» PROBLEM
Where a line contains the string "rear", copy that line.
* start MATERIAL PROVIDED *
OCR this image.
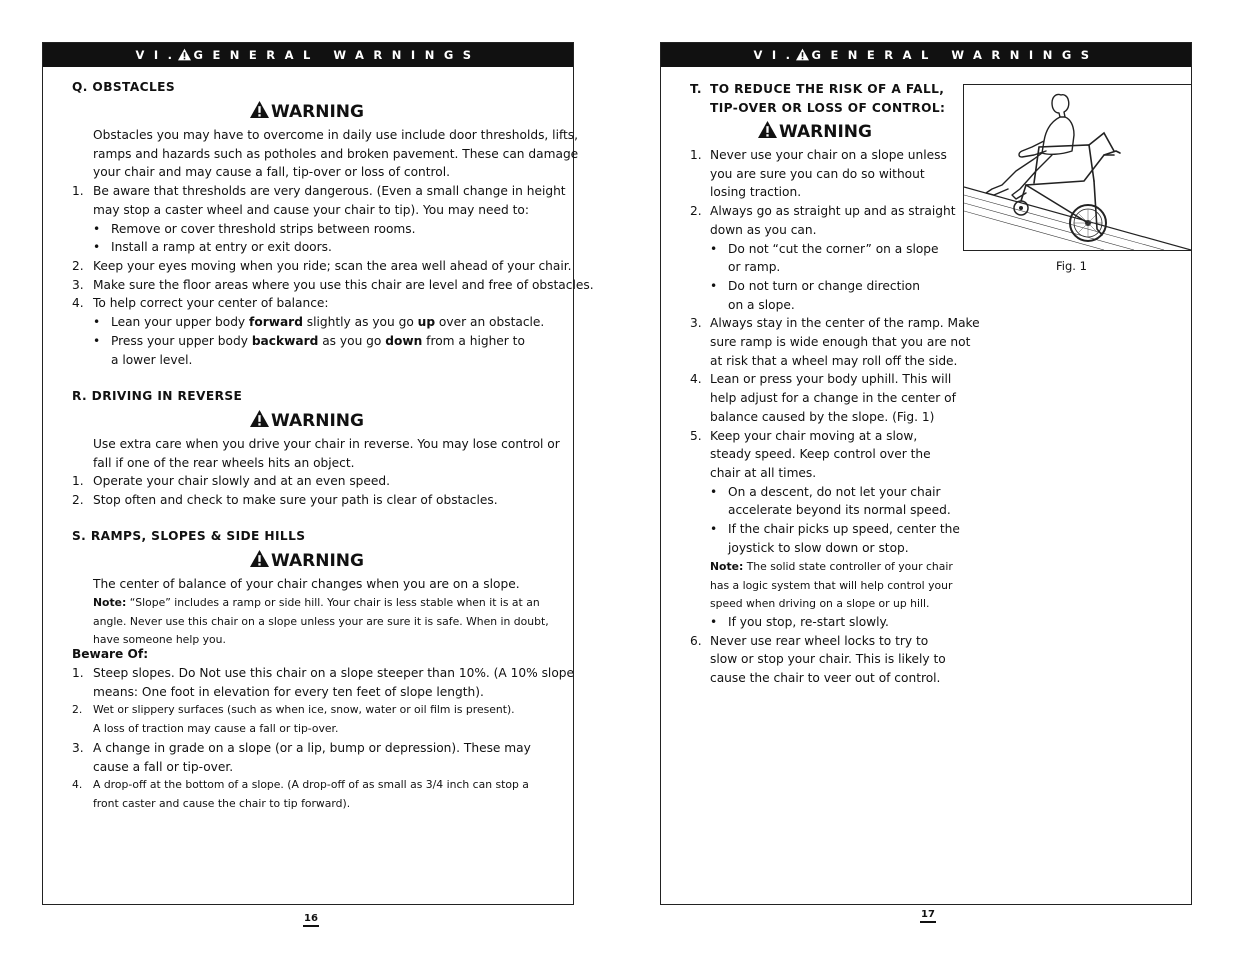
VI. GENERAL WARNINGS
16
VI. GENERAL WARNINGS
17
Fig. 1
Q. OBSTACLES
WARNING
Obstacles you may have to overcome in daily use include door thresholds, lifts,
ramps and hazards such as potholes and broken pavement. These can damage
your chair and may cause a fall, tip-over or loss of control.
1. Be aware that thresholds are very dangerous. (Even a small change in height
may stop a caster wheel and cause your chair to tip). You may need to:
• Remove or cover threshold strips between rooms.
• Install a ramp at entry or exit doors.
2. Keep your eyes moving when you ride; scan the area well ahead of your chair.
3. Make sure the floor areas where you use this chair are level and free of obstacles.
4. To help correct your center of balance:
• Lean your upper body forward slightly as you go up over an obstacle.
• Press your upper body backward as you go down from a higher to
a lower level.
R. DRIVING IN REVERSE
WARNING
Use extra care when you drive your chair in reverse. You may lose control or
fall if one of the rear wheels hits an object.
1. Operate your chair slowly and at an even speed.
2. Stop often and check to make sure your path is clear of obstacles.
S. RAMPS, SLOPES & SIDE HILLS
WARNING
The center of balance of your chair changes when you are on a slope.
Note: “Slope” includes a ramp or side hill. Your chair is less stable when it is at an
angle. Never use this chair on a slope unless your are sure it is safe. When in doubt,
have someone help you.
Beware Of:
1. Steep slopes. Do Not use this chair on a slope steeper than 10%. (A 10% slope
means: One foot in elevation for every ten feet of slope length).
2. Wet or slippery surfaces (such as when ice, snow, water or oil film is present).
A loss of traction may cause a fall or tip-over.
3. A change in grade on a slope (or a lip, bump or depression). These may
cause a fall or tip-over.
4. A drop-off at the bottom of a slope. (A drop-off of as small as 3/4 inch can stop a
front caster and cause the chair to tip forward).
T. TO REDUCE THE RISK OF A FALL,
TIP-OVER OR LOSS OF CONTROL:
WARNING
1. Never use your chair on a slope unless
you are sure you can do so without
losing traction.
2. Always go as straight up and as straight
down as you can.
• Do not “cut the corner” on a slope
or ramp.
• Do not turn or change direction
on a slope.
3. Always stay in the center of the ramp. Make
sure ramp is wide enough that you are not
at risk that a wheel may roll off the side.
4. Lean or press your body uphill. This will
help adjust for a change in the center of
balance caused by the slope. (Fig. 1)
5. Keep your chair moving at a slow,
steady speed. Keep control over the
chair at all times.
• On a descent, do not let your chair
accelerate beyond its normal speed.
• If the chair picks up speed, center the
joystick to slow down or stop.
Note: The solid state controller of your chair
has a logic system that will help control your
speed when driving on a slope or up hill.
• If you stop, re-start slowly.
6. Never use rear wheel locks to try to
slow or stop your chair. This is likely to
cause the chair to veer out of control.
* end MATERIAL PROVIDED *
» OUTPUT FOR THIS EXERCISE
fall if one of the rear wheels hits an object.
6. Never use rear wheel locks to try to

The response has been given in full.